▶ _Problem requirements_: Print out the data below in full and exactly, skipping the pictures.

▶ _Source data_:
::::::::::

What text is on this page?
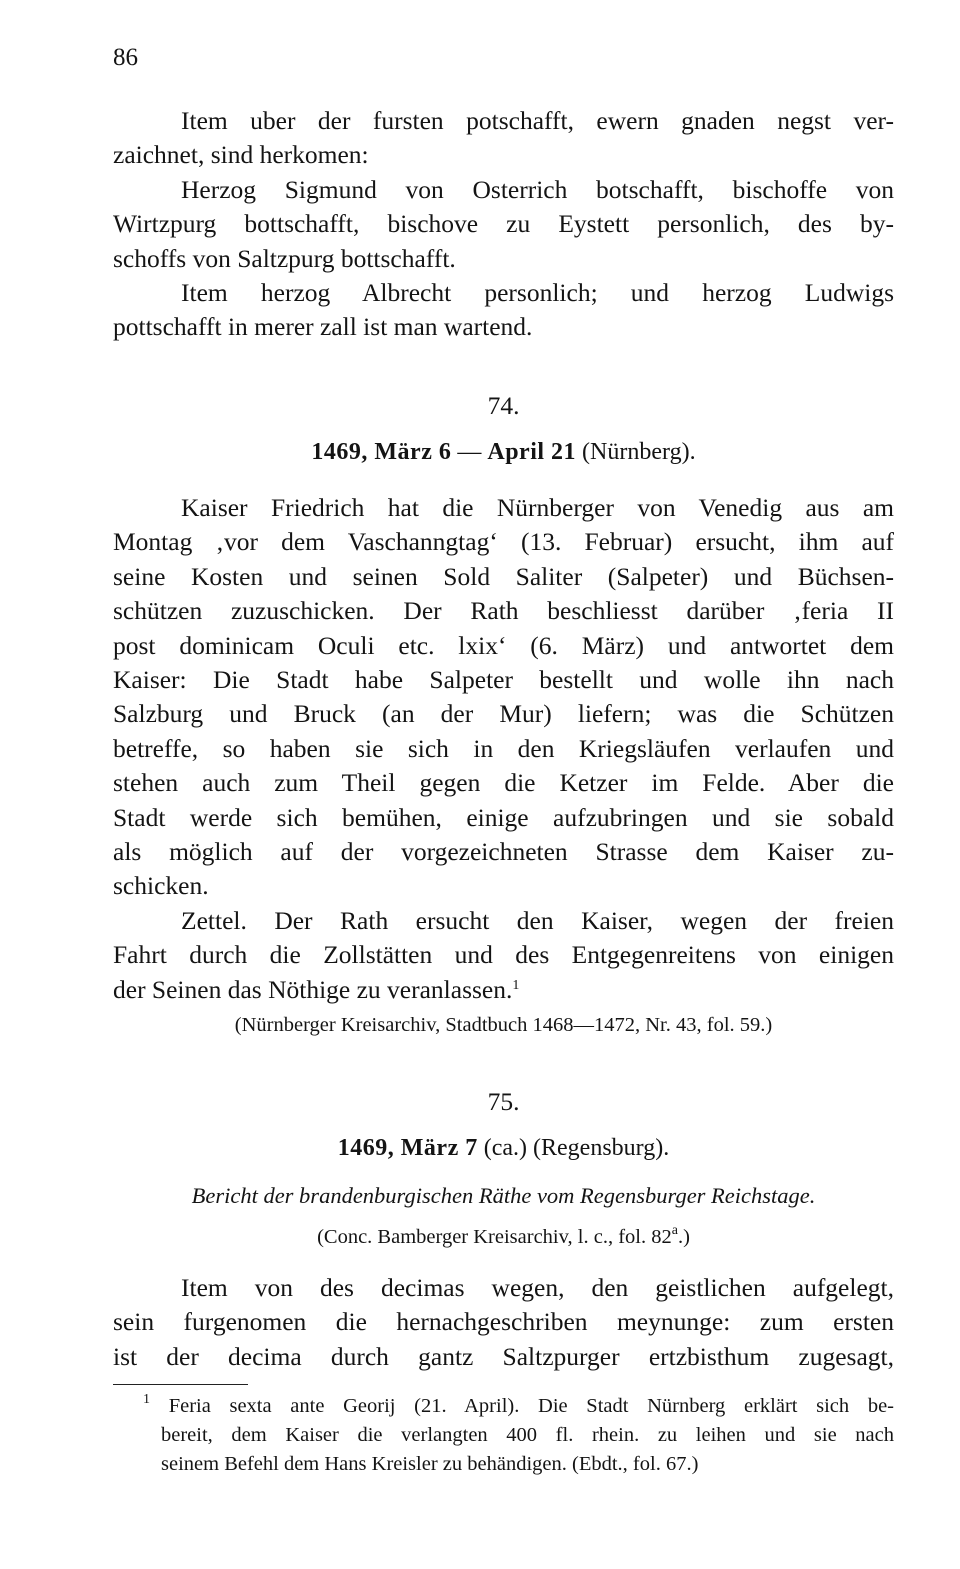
86
Item uber der fursten potschafft, ewern gnaden negst ver-
zaichnet, sind herkomen:
Herzog Sigmund von Osterrich botschafft, bischoffe von
Wirtzpurg bottschafft, bischove zu Eystett personlich, des by-
schoffs von Saltzpurg bottschafft.
Item herzog Albrecht personlich; und herzog Ludwigs
pottschafft in merer zall ist man wartend.
74.
1469, März 6 — April 21 (Nürnberg).
Kaiser Friedrich hat die Nürnberger von Venedig aus am
Montag ‚vor dem Vaschanngtag‘ (13. Februar) ersucht, ihm auf
seine Kosten und seinen Sold Saliter (Salpeter) und Büchsen-
schützen zuzuschicken. Der Rath beschliesst darüber ‚feria II
post dominicam Oculi etc. lxix‘ (6. März) und antwortet dem
Kaiser: Die Stadt habe Salpeter bestellt und wolle ihn nach
Salzburg und Bruck (an der Mur) liefern; was die Schützen
betreffe, so haben sie sich in den Kriegsläufen verlaufen und
stehen auch zum Theil gegen die Ketzer im Felde. Aber die
Stadt werde sich bemühen, einige aufzubringen und sie sobald
als möglich auf der vorgezeichneten Strasse dem Kaiser zu-
schicken.
Zettel. Der Rath ersucht den Kaiser, wegen der freien
Fahrt durch die Zollstätten und des Entgegenreitens von einigen
der Seinen das Nöthige zu veranlassen.$^1$
(Nürnberger Kreisarchiv, Stadtbuch 1468—1472, Nr. 43, fol. 59.)
75.
1469, März 7 (ca.) (Regensburg).
Bericht der brandenburgischen Räthe vom Regensburger Reichstage.
(Conc. Bamberger Kreisarchiv, l. c., fol. 82$^a$.)
Item von des decimas wegen, den geistlichen aufgelegt,
sein furgenomen die hernachgeschriben meynunge: zum ersten
ist der decima durch gantz Saltzpurger ertzbisthum zugesagt,
$^1$ Feria sexta ante Georij (21. April). Die Stadt Nürnberg erklärt sich be-
bereit, dem Kaiser die verlangten 400 fl. rhein. zu leihen und sie nach
seinem Befehl dem Hans Kreisler zu behändigen. (Ebdt., fol. 67.)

::::::::::

▶ _Answer space_:
What text is on this page?
86
Item uber der fursten potschafft, ewern gnaden negst ver-
zaichnet, sind herkomen:
Herzog Sigmund von Osterrich botschafft, bischoffe von
Wirtzpurg bottschafft, bischove zu Eystett personlich, des by-
schoffs von Saltzpurg bottschafft.
Item herzog Albrecht personlich; und herzog Ludwigs
pottschafft in merer zall ist man wartend.
74.
1469, März 6 — April 21 (Nürnberg).
Kaiser Friedrich hat die Nürnberger von Venedig aus am
Montag ‚vor dem Vaschanngtag‘ (13. Februar) ersucht, ihm auf
seine Kosten und seinen Sold Saliter (Salpeter) und Büchsen-
schützen zuzuschicken. Der Rath beschliesst darüber ‚feria II
post dominicam Oculi etc. lxix‘ (6. März) und antwortet dem
Kaiser: Die Stadt habe Salpeter bestellt und wolle ihn nach
Salzburg und Bruck (an der Mur) liefern; was die Schützen
betreffe, so haben sie sich in den Kriegsläufen verlaufen und
stehen auch zum Theil gegen die Ketzer im Felde. Aber die
Stadt werde sich bemühen, einige aufzubringen und sie sobald
als möglich auf der vorgezeichneten Strasse dem Kaiser zu-
schicken.
Zettel. Der Rath ersucht den Kaiser, wegen der freien
Fahrt durch die Zollstätten und des Entgegenreitens von einigen
der Seinen das Nöthige zu veranlassen.$^1$
(Nürnberger Kreisarchiv, Stadtbuch 1468—1472, Nr. 43, fol. 59.)
75.
1469, März 7 (ca.) (Regensburg).
Bericht der brandenburgischen Räthe vom Regensburger Reichstage.
(Conc. Bamberger Kreisarchiv, l. c., fol. 82$^a$.)
Item von des decimas wegen, den geistlichen aufgelegt,
sein furgenomen die hernachgeschriben meynunge: zum ersten
ist der decima durch gantz Saltzpurger ertzbisthum zugesagt,
$^1$ Feria sexta ante Georij (21. April). Die Stadt Nürnberg erklärt sich be-
bereit, dem Kaiser die verlangten 400 fl. rhein. zu leihen und sie nach
seinem Befehl dem Hans Kreisler zu behändigen. (Ebdt., fol. 67.)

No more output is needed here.